● **Task instructions**: Using the entries below, output exactly the line containing "Type out the text in this image." and all lines that follow it to the end.

Data entries:
────────

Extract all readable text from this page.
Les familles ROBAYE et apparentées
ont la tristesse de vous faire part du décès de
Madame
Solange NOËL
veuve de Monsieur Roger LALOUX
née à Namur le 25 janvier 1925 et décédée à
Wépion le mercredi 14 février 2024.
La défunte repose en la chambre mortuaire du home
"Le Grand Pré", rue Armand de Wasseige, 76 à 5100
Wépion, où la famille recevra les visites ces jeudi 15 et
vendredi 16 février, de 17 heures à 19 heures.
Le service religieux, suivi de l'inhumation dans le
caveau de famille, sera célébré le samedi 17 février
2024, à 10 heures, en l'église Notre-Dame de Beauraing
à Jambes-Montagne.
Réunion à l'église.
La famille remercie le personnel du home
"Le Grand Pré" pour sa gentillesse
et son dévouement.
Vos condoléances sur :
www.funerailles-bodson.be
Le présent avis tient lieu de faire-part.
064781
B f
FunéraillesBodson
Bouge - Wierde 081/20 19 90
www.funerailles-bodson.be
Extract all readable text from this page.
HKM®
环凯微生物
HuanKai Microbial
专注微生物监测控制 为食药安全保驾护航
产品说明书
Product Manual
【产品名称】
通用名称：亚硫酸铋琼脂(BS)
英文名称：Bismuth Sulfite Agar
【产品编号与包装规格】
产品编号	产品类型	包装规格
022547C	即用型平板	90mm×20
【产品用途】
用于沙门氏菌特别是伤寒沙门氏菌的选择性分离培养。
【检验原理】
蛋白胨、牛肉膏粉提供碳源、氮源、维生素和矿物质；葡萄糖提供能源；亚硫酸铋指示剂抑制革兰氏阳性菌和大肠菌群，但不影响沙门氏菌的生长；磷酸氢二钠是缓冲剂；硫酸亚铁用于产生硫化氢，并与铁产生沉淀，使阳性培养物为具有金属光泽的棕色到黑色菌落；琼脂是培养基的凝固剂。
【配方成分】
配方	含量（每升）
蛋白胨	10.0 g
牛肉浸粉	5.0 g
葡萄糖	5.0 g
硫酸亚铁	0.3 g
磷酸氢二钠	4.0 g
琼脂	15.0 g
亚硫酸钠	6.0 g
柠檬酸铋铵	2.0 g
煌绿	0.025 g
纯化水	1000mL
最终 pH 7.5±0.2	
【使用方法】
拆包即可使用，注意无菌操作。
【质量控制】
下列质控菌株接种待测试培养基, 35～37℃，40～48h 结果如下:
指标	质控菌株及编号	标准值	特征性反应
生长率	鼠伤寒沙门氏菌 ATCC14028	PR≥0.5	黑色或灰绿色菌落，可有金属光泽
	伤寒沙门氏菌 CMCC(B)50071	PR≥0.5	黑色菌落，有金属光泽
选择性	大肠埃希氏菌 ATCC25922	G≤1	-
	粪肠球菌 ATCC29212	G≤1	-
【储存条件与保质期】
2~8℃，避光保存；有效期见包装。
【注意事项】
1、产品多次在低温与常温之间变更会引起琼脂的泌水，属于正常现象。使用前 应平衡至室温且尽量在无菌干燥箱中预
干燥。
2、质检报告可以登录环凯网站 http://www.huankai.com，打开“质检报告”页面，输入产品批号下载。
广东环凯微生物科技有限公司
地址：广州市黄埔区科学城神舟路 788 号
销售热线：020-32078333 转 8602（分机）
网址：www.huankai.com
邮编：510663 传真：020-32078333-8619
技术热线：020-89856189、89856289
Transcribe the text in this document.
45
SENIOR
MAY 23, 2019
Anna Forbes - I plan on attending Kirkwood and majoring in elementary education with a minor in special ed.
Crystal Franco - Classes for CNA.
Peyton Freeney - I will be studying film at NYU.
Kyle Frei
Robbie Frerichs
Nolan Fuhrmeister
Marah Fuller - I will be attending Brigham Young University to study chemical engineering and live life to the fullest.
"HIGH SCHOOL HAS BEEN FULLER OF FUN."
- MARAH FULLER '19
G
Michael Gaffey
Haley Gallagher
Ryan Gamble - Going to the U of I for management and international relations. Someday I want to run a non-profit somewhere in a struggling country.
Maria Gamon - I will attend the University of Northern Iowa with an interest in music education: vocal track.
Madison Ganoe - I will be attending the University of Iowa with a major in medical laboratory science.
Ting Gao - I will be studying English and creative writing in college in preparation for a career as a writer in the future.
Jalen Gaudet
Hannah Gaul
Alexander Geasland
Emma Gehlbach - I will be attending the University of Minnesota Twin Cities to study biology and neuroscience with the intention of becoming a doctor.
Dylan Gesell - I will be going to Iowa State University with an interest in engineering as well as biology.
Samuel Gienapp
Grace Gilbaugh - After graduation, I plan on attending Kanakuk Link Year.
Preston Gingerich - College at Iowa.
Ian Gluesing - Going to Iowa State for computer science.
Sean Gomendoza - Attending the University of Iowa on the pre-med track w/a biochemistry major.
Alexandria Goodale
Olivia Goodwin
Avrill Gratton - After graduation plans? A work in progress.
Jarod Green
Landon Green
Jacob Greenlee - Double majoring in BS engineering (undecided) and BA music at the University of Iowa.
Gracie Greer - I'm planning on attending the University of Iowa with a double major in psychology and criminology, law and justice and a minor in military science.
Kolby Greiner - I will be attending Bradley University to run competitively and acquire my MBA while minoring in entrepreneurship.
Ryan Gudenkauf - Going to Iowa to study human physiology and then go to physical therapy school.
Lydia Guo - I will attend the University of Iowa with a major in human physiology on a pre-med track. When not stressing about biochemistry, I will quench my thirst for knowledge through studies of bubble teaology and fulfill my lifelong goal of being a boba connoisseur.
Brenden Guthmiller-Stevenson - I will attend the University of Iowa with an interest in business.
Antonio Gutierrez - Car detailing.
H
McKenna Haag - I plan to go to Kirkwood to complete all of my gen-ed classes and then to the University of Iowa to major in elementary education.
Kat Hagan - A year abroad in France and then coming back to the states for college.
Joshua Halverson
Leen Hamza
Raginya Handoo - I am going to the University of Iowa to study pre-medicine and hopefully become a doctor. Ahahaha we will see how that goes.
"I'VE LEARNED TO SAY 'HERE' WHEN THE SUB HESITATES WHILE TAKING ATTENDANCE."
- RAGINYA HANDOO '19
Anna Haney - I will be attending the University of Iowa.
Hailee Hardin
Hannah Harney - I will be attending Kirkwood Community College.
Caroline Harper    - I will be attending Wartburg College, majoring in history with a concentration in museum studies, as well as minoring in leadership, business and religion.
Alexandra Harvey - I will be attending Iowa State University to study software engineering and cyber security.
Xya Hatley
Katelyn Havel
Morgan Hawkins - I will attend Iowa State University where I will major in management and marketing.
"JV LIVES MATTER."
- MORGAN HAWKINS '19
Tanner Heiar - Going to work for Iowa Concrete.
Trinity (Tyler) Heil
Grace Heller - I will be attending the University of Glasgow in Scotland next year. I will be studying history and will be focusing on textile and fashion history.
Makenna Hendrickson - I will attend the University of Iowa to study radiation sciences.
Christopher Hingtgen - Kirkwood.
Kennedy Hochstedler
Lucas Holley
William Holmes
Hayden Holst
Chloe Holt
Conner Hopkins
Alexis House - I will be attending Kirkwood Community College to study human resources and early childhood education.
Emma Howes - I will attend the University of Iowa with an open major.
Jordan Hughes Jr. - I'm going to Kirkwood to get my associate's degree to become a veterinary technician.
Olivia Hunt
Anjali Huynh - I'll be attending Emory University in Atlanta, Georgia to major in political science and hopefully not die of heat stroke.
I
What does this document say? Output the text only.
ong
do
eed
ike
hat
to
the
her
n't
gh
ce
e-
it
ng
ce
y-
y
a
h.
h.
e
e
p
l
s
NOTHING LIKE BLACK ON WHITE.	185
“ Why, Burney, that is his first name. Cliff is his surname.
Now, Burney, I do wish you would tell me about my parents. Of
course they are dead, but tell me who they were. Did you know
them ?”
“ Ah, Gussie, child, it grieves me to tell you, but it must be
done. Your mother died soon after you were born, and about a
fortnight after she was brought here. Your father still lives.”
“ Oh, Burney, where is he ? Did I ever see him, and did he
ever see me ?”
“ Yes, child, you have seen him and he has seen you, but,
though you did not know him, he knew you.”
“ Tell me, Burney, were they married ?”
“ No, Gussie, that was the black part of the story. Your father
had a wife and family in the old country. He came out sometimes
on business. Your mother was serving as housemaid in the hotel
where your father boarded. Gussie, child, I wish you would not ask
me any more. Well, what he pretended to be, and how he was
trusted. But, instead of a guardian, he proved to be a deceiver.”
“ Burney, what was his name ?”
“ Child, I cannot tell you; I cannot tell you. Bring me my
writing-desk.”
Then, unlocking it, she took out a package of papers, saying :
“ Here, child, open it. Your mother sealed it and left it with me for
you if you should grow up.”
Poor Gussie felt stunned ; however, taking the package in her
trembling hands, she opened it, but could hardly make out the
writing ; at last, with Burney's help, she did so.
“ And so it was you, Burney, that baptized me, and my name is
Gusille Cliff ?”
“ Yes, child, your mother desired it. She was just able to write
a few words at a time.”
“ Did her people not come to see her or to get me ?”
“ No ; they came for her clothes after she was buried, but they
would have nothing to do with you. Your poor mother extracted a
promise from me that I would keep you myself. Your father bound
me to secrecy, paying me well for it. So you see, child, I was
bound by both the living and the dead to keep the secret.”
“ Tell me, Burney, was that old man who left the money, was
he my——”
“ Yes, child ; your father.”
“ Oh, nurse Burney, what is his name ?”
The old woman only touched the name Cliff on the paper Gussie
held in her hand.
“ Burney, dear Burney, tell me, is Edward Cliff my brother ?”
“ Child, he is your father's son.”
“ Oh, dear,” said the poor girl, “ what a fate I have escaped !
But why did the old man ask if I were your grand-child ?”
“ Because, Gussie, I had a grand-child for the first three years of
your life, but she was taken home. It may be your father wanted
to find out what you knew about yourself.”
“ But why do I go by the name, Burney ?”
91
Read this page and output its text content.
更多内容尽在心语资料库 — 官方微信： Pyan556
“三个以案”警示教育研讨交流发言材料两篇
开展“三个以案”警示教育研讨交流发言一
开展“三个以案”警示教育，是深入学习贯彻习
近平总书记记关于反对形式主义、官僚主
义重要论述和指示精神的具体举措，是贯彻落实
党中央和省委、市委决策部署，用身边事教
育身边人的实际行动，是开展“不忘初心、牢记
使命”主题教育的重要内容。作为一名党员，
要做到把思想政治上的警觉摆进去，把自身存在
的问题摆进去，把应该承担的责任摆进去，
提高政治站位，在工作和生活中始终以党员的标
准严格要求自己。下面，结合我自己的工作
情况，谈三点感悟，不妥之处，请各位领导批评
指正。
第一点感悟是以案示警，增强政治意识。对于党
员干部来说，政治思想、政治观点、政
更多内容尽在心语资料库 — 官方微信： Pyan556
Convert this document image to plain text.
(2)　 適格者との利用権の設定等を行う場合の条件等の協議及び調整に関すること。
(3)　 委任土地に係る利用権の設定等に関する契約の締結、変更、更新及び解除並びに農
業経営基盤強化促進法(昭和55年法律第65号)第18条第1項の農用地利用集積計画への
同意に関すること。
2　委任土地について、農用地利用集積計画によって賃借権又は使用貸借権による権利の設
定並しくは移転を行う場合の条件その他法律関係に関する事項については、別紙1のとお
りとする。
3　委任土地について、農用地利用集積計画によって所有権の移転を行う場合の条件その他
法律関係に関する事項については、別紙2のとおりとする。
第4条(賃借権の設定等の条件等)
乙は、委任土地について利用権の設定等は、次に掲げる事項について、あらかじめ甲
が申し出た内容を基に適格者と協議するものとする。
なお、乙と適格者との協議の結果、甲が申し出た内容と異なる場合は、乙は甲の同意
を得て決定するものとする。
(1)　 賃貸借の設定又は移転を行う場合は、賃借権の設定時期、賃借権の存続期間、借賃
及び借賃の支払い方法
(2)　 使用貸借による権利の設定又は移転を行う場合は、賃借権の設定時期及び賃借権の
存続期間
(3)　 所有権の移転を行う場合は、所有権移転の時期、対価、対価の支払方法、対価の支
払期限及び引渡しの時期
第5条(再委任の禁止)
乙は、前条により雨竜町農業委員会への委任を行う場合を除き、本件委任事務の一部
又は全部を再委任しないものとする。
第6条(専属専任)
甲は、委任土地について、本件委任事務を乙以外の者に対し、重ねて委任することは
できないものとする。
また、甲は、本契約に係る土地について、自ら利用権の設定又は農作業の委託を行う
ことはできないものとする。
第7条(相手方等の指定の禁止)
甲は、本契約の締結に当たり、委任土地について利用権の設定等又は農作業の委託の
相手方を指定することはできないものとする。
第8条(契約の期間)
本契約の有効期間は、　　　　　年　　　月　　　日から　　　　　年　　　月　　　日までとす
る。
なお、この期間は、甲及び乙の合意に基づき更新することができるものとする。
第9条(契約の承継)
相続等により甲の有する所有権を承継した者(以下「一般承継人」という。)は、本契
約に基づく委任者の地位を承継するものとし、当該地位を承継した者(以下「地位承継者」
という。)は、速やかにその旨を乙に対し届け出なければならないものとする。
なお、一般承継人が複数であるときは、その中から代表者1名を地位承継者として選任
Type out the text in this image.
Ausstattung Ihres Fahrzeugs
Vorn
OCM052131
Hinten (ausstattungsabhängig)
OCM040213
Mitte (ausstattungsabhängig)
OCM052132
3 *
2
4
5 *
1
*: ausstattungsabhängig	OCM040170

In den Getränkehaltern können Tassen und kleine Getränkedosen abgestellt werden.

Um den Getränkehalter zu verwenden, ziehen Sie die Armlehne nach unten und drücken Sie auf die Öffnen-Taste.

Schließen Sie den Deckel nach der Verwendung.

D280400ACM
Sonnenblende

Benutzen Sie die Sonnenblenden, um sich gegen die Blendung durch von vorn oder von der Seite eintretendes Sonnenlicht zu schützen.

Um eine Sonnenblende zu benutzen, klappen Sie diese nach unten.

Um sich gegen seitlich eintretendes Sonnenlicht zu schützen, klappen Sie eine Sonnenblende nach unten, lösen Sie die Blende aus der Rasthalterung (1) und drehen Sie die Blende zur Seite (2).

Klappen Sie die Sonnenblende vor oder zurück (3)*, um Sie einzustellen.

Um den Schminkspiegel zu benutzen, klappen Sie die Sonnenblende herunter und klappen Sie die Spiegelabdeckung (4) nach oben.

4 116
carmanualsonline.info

────────

● **Exercise result**:
Type out the text in this image.
Ausstattung Ihres Fahrzeugs
Vorn
OCM052131
Hinten (ausstattungsabhängig)
OCM040213
Mitte (ausstattungsabhängig)
OCM052132
3 *
2
4
5 *
1
*: ausstattungsabhängig	OCM040170

In den Getränkehaltern können Tassen und kleine Getränkedosen abgestellt werden.

Um den Getränkehalter zu verwenden, ziehen Sie die Armlehne nach unten und drücken Sie auf die Öffnen-Taste.

Schließen Sie den Deckel nach der Verwendung.

D280400ACM
Sonnenblende

Benutzen Sie die Sonnenblenden, um sich gegen die Blendung durch von vorn oder von der Seite eintretendes Sonnenlicht zu schützen.

Um eine Sonnenblende zu benutzen, klappen Sie diese nach unten.

Um sich gegen seitlich eintretendes Sonnenlicht zu schützen, klappen Sie eine Sonnenblende nach unten, lösen Sie die Blende aus der Rasthalterung (1) und drehen Sie die Blende zur Seite (2).

Klappen Sie die Sonnenblende vor oder zurück (3)*, um Sie einzustellen.

Um den Schminkspiegel zu benutzen, klappen Sie die Sonnenblende herunter und klappen Sie die Spiegelabdeckung (4) nach oben.

4 116
carmanualsonline.info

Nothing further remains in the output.